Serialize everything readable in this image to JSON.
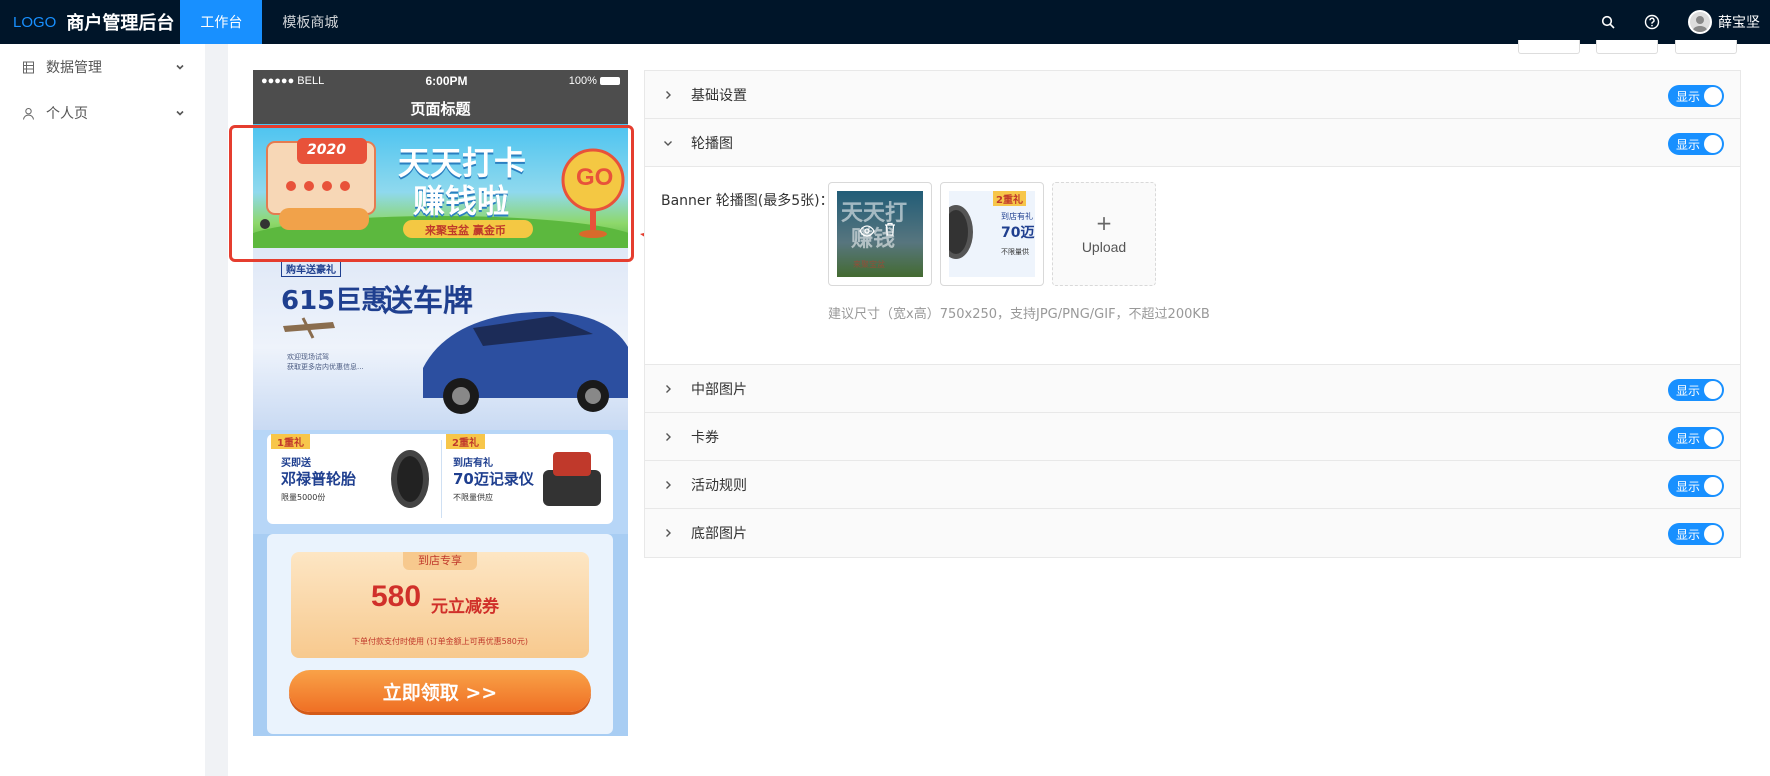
{
  "header": {
    "logo": "LOGO",
    "app_title": "商户管理后台",
    "tabs": [
      {
        "label": "工作台",
        "active": true
      },
      {
        "label": "模板商城",
        "active": false
      }
    ],
    "username": "薛宝坚",
    "icons": [
      "search-icon",
      "help-icon",
      "avatar"
    ]
  },
  "sidebar": {
    "items": [
      {
        "label": "数据管理",
        "icon": "table-icon"
      },
      {
        "label": "个人页",
        "icon": "user-icon"
      }
    ]
  },
  "phone": {
    "status": {
      "carrier": "●●●●● BELL",
      "time": "6:00PM",
      "battery": "100%"
    },
    "page_title": "页面标题",
    "banner1": {
      "year": "2020",
      "line1": "天天打卡",
      "line2": "赚钱啦",
      "go": "GO",
      "ribbon": "来聚宝盆 赢金币"
    },
    "banner2": {
      "tag": "购车送豪礼",
      "headline_a": "615巨惠",
      "headline_b": "送车牌",
      "note1": "欢迎现场试驾",
      "note2": "获取更多店内优惠信息..."
    },
    "gifts": [
      {
        "badge": "1重礼",
        "line1": "买即送",
        "line2": "邓禄普轮胎",
        "line3": "限量5000份"
      },
      {
        "badge": "2重礼",
        "line1": "到店有礼",
        "line2": "70迈记录仪",
        "line3": "不限量供应"
      }
    ],
    "coupon": {
      "tag": "到店专享",
      "amount": "580",
      "suffix": "元立减券",
      "note": "下单付款支付时使用 (订单金额上可再优惠580元)",
      "button": "立即领取 >>"
    }
  },
  "panel": {
    "toggle_label": "显示",
    "sections": [
      {
        "title": "基础设置",
        "expanded": false
      },
      {
        "title": "轮播图",
        "expanded": true
      },
      {
        "title": "中部图片",
        "expanded": false
      },
      {
        "title": "卡券",
        "expanded": false
      },
      {
        "title": "活动规则",
        "expanded": false
      },
      {
        "title": "底部图片",
        "expanded": false
      }
    ],
    "banner_field_label": "Banner 轮播图(最多5张)：",
    "upload_label": "Upload",
    "hint": "建议尺寸（宽x高）750x250，支持JPG/PNG/GIF，不超过200KB",
    "thumb2_text": {
      "badge": "2重礼",
      "line1": "到店有礼",
      "line2": "70迈",
      "line3": "不限量供"
    },
    "thumb1_text": {
      "line1": "天天打",
      "line2": "赚钱",
      "ribbon": "来聚宝盆"
    }
  },
  "colors": {
    "header_bg": "#001529",
    "accent": "#1890ff",
    "highlight": "#e53d2f"
  }
}
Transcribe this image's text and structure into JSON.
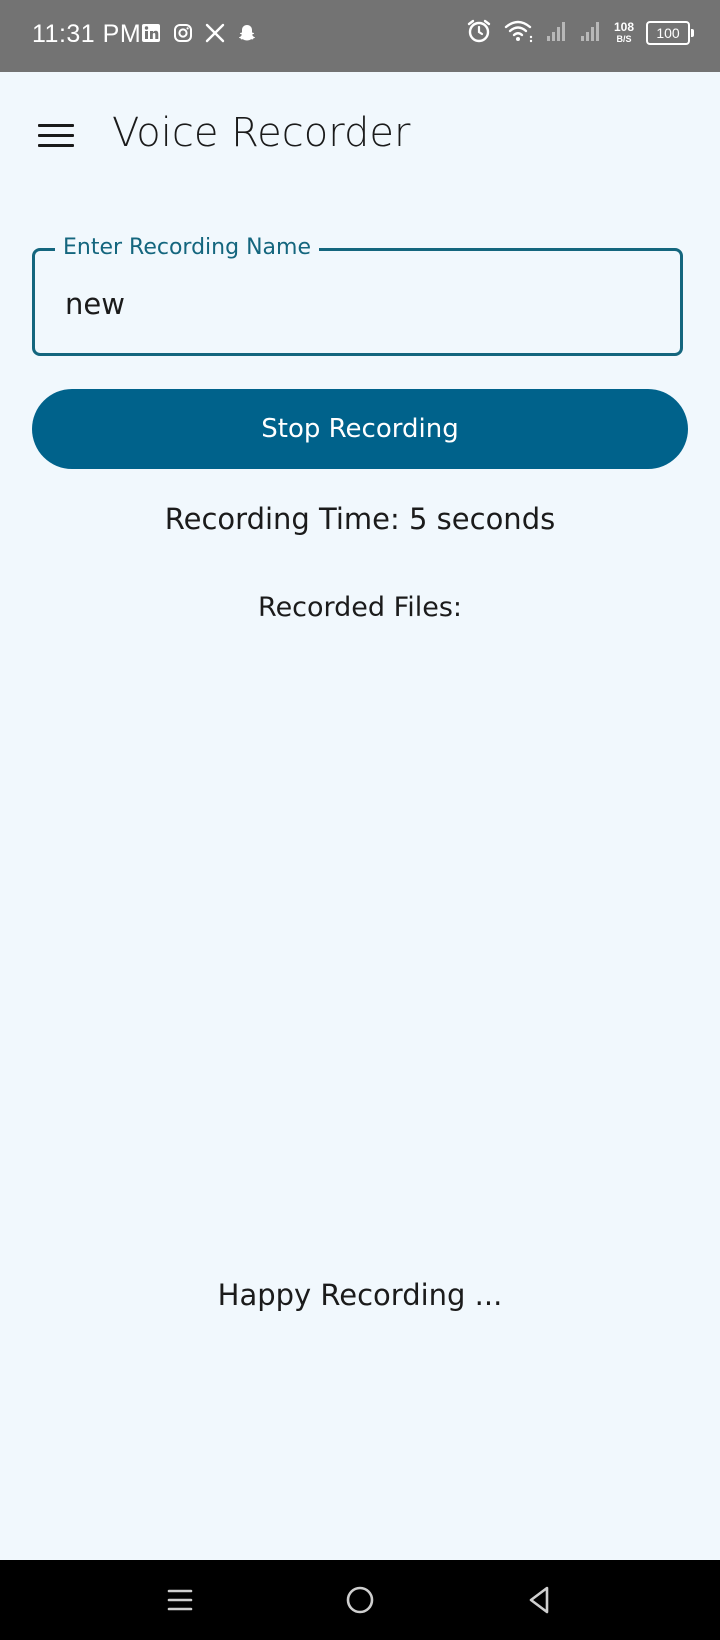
{
  "status_bar": {
    "time": "11:31 PM",
    "app_icons": [
      "linkedin-icon",
      "instagram-icon",
      "x-icon",
      "snapchat-icon"
    ],
    "net_speed_value": "108",
    "net_speed_unit": "B/S",
    "battery_level": "100"
  },
  "app_bar": {
    "title": "Voice Recorder",
    "menu_icon": "hamburger-menu-icon"
  },
  "form": {
    "name_label": "Enter Recording Name",
    "name_value": "new",
    "stop_button_label": "Stop Recording"
  },
  "status": {
    "recording_time": "Recording Time: 5 seconds",
    "recorded_files_heading": "Recorded Files:"
  },
  "recorded_files": [],
  "footer": {
    "message": "Happy Recording ..."
  },
  "nav_bar": {
    "buttons": [
      "recents-icon",
      "home-icon",
      "back-icon"
    ]
  },
  "colors": {
    "primary": "#00628b",
    "field_border": "#14667e",
    "background": "#f1f8fd",
    "status_bar": "#737373"
  }
}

━━━━━━━━━━━━━━━━

**Your instructions:**
Copy each line above that contains the string "this".

**Complete answer:**
Serialize everything readable in this image to JSON.
Transcribe this image's text and structure into JSON.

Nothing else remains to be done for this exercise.